→ Directions for this task: Copy out each line of the material below that holds the string "Orders".

Stored records
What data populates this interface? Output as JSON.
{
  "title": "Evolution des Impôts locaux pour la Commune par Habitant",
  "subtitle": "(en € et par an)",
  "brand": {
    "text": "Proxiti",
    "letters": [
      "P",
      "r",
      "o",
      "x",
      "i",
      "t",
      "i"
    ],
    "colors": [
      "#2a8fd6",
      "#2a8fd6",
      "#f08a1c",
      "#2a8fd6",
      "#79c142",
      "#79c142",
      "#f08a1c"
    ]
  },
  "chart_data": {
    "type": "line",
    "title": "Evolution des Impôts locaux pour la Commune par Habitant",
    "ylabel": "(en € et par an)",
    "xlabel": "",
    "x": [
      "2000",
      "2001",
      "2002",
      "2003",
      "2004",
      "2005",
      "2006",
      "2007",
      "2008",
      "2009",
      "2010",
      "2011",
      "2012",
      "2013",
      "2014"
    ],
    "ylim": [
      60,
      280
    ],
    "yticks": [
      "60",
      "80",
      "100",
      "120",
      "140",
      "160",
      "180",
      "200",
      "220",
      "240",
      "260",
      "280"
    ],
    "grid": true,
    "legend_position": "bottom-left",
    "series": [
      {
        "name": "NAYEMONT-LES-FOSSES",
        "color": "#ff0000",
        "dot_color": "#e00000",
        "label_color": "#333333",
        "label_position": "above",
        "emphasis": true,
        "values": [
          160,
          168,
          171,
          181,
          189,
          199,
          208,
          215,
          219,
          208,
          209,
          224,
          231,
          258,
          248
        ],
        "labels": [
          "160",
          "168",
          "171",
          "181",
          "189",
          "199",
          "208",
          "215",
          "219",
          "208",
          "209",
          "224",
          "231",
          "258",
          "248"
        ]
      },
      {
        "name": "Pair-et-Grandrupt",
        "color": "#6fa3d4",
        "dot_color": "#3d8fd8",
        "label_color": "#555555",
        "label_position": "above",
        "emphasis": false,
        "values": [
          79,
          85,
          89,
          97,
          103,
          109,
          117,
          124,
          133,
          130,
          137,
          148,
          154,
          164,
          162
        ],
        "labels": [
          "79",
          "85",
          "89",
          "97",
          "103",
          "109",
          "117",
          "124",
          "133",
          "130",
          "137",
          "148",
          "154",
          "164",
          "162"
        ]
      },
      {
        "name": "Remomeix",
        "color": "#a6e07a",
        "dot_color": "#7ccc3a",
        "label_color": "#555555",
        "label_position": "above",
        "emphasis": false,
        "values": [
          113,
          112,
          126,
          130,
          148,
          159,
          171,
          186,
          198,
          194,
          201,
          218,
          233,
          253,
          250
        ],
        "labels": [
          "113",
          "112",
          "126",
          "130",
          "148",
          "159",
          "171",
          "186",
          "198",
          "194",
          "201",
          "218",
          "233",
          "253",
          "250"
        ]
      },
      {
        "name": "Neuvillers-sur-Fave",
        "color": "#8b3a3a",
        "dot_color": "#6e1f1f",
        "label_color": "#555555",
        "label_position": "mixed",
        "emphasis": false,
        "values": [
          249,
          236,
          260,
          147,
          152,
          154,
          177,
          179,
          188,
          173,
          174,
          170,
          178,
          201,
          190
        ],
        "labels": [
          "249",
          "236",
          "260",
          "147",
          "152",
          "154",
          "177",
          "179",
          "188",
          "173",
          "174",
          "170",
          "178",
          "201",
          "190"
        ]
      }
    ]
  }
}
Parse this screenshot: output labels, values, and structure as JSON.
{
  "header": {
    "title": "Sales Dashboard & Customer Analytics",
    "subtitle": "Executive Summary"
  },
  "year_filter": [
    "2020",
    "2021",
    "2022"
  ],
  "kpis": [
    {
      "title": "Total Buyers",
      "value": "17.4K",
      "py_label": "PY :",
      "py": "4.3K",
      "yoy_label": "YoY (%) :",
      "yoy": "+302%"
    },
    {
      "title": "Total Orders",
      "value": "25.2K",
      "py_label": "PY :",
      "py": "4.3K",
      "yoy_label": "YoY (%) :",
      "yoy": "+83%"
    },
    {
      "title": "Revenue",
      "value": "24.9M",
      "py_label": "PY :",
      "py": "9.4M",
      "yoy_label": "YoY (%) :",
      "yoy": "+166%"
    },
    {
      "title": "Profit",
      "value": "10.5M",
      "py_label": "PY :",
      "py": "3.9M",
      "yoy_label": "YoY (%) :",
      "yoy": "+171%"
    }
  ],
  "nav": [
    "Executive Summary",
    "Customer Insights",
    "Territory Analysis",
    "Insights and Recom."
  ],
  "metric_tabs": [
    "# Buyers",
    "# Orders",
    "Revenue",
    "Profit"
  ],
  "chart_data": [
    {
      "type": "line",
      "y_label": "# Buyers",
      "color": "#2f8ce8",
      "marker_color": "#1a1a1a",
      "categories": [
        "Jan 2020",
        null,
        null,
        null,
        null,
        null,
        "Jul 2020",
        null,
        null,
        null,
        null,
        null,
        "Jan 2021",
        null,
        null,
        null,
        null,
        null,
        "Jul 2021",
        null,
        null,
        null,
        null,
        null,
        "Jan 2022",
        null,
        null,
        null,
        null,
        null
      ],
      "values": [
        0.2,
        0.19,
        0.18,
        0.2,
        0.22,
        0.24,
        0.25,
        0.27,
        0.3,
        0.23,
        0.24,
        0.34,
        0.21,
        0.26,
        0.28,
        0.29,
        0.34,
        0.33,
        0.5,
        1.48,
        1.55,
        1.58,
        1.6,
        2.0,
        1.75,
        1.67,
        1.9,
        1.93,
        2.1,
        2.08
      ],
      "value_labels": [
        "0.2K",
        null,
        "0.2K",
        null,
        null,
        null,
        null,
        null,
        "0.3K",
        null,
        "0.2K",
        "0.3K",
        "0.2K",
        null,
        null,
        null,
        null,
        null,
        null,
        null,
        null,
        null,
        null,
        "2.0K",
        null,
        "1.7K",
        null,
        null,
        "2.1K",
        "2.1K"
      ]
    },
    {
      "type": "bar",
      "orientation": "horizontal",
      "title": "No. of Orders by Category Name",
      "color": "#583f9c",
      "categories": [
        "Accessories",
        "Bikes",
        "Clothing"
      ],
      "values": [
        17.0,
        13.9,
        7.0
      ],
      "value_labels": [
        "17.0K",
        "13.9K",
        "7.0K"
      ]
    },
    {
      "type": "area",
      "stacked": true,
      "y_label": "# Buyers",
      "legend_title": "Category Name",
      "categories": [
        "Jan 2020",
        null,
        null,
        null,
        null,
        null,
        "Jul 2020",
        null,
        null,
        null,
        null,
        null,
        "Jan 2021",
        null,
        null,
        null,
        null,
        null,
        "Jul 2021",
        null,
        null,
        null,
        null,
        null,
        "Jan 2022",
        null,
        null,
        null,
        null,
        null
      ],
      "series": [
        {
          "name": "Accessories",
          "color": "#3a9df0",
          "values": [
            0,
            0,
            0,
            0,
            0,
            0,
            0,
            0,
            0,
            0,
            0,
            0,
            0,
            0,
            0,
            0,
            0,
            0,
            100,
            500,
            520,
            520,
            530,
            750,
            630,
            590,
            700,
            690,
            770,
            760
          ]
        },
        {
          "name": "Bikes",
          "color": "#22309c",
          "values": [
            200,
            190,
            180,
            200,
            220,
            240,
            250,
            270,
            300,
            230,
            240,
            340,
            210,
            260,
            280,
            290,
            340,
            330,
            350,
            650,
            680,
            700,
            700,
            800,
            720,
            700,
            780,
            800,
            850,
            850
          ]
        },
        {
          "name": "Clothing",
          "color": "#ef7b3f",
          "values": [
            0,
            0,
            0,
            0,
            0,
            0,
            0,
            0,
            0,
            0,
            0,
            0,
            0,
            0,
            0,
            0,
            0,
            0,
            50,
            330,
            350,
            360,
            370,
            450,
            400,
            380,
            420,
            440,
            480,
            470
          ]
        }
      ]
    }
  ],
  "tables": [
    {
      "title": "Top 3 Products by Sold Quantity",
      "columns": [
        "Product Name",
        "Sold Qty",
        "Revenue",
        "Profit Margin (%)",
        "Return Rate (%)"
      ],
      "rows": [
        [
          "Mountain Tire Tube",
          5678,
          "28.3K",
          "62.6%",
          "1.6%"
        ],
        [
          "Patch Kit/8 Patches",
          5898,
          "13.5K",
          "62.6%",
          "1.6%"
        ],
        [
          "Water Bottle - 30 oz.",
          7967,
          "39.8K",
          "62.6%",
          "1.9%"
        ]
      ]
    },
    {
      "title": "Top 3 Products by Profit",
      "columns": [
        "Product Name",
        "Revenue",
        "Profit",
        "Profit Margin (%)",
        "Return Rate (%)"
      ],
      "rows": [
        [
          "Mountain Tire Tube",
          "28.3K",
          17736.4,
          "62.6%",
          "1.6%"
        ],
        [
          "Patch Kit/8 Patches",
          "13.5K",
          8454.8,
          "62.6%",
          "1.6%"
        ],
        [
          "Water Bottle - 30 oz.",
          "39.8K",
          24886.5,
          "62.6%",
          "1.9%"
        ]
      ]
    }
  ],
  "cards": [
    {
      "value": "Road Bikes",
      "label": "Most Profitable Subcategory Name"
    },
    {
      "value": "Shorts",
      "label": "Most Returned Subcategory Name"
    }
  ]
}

→ Task response:
      "title": "Total Orders",
    "# Orders",
      "title": "No. of Orders by Category Name",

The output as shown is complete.